Page transcription records:
===

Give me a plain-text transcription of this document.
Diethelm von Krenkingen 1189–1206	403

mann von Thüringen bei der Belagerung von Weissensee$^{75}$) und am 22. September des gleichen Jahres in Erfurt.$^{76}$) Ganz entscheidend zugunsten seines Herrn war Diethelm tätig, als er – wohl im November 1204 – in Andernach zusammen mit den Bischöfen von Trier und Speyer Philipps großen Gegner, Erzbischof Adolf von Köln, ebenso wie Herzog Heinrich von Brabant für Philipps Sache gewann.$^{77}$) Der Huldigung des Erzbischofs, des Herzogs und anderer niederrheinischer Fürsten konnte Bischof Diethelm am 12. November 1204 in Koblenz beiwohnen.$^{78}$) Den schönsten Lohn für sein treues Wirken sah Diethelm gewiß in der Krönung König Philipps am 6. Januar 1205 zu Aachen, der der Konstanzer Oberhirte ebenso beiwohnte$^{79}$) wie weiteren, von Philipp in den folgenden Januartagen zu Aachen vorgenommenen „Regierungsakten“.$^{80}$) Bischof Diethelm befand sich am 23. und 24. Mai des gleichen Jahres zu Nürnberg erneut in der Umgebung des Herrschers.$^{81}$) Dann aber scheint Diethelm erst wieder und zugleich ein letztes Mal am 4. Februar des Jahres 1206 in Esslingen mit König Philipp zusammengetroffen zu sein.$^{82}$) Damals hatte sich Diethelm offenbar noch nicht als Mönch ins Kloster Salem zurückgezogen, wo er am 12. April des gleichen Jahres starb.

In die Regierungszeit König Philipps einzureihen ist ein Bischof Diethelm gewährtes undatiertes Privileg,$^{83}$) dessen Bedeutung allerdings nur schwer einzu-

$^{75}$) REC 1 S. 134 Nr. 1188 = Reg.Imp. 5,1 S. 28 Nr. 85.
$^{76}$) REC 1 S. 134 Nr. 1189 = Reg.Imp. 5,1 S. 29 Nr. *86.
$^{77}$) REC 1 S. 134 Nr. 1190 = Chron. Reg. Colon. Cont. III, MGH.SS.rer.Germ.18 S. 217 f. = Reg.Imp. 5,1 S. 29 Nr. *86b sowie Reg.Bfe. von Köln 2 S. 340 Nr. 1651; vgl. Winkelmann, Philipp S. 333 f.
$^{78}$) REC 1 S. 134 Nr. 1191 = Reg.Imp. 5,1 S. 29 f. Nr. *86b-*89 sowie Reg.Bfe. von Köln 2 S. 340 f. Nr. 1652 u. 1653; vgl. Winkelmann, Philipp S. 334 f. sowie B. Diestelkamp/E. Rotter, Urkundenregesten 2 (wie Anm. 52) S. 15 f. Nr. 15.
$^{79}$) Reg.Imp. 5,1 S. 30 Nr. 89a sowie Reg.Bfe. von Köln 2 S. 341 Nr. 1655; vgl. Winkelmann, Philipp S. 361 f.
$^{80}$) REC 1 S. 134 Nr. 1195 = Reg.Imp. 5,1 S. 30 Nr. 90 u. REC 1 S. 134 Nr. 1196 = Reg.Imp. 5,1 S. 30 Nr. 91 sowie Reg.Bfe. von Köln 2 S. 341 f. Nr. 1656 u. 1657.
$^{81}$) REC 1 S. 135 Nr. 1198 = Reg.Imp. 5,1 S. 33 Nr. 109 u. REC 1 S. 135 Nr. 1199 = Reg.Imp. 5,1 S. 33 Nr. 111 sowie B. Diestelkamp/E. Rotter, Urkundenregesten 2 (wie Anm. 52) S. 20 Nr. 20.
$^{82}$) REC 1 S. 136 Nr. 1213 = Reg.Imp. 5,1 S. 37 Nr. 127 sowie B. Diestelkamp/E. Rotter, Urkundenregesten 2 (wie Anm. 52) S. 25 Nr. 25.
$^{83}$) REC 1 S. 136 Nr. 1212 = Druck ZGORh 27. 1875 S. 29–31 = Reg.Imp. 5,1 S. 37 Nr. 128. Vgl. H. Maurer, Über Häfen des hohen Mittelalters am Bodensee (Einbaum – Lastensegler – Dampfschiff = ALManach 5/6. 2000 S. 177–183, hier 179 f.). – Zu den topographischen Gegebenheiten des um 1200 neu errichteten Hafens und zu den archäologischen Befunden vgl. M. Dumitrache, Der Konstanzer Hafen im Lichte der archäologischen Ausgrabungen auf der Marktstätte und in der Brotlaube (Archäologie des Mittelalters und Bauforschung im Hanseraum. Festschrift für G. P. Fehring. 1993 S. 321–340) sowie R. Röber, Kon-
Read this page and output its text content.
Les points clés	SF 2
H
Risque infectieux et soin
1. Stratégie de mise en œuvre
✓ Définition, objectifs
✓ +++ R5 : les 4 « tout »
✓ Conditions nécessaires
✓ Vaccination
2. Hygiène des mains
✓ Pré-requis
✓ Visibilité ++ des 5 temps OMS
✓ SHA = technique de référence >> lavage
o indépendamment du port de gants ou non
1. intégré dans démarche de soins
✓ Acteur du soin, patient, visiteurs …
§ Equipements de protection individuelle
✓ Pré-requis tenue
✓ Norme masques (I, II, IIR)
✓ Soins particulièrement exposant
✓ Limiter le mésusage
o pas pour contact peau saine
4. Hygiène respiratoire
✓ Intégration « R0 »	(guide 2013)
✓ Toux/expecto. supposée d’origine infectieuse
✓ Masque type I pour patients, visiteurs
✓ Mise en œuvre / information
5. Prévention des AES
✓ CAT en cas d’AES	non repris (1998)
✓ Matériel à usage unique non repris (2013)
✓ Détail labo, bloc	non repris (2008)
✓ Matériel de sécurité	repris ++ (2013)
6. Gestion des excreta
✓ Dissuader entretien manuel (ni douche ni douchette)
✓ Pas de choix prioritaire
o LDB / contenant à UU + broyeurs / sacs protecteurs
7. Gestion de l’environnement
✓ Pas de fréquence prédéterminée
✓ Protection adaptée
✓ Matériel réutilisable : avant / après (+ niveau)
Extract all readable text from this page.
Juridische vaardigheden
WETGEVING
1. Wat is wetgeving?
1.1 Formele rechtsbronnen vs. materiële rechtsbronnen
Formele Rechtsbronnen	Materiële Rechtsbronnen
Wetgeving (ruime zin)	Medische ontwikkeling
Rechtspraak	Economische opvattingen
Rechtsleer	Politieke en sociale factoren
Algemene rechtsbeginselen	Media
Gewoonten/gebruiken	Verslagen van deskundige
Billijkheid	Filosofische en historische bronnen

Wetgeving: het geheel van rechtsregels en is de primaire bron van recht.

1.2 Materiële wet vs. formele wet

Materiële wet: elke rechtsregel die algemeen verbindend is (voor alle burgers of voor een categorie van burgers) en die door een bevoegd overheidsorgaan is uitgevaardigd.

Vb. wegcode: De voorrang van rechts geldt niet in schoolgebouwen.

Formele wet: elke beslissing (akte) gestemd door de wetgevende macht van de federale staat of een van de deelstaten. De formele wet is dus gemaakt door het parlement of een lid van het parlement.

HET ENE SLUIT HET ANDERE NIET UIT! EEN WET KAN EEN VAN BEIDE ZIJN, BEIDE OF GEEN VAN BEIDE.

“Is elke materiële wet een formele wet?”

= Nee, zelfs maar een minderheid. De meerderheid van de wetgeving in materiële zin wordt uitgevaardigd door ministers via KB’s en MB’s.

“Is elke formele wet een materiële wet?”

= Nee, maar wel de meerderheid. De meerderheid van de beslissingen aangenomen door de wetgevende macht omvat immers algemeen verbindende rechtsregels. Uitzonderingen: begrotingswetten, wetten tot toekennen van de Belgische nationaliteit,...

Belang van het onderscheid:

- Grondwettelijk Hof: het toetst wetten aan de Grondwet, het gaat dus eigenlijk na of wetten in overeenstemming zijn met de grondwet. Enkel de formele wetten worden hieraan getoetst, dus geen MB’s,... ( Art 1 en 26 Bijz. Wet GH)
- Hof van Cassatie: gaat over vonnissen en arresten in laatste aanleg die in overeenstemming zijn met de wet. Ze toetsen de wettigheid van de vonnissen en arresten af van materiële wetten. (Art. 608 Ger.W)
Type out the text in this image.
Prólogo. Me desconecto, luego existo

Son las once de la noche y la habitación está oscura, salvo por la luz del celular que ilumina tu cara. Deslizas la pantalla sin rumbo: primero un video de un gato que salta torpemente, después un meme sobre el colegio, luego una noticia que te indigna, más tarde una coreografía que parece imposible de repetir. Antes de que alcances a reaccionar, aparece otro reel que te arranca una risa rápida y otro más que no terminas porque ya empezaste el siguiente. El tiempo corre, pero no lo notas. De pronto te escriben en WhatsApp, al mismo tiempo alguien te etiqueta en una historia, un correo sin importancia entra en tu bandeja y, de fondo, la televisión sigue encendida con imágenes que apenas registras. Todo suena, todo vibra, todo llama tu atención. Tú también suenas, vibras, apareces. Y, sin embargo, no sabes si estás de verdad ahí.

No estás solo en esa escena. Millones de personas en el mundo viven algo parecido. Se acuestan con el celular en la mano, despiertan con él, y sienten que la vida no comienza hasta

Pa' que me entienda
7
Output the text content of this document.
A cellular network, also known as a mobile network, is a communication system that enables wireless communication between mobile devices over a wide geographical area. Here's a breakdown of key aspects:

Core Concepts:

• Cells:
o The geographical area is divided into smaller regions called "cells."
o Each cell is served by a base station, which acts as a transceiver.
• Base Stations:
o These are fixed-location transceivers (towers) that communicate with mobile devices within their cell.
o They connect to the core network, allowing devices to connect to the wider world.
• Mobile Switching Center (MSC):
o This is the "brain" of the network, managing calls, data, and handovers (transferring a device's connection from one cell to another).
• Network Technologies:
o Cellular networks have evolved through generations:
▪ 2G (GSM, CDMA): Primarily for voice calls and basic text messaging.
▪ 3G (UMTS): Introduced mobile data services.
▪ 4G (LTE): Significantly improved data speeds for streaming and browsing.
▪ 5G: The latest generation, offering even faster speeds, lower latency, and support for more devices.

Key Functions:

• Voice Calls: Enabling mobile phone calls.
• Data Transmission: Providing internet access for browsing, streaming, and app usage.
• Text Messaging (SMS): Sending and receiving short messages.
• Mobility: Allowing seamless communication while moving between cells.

===

About this task: Your answer should be the lines above that contain the word "pour", copied out.

Expected answer:
o pas pour contact peau saine
✓ Masque type I pour patients, visiteurs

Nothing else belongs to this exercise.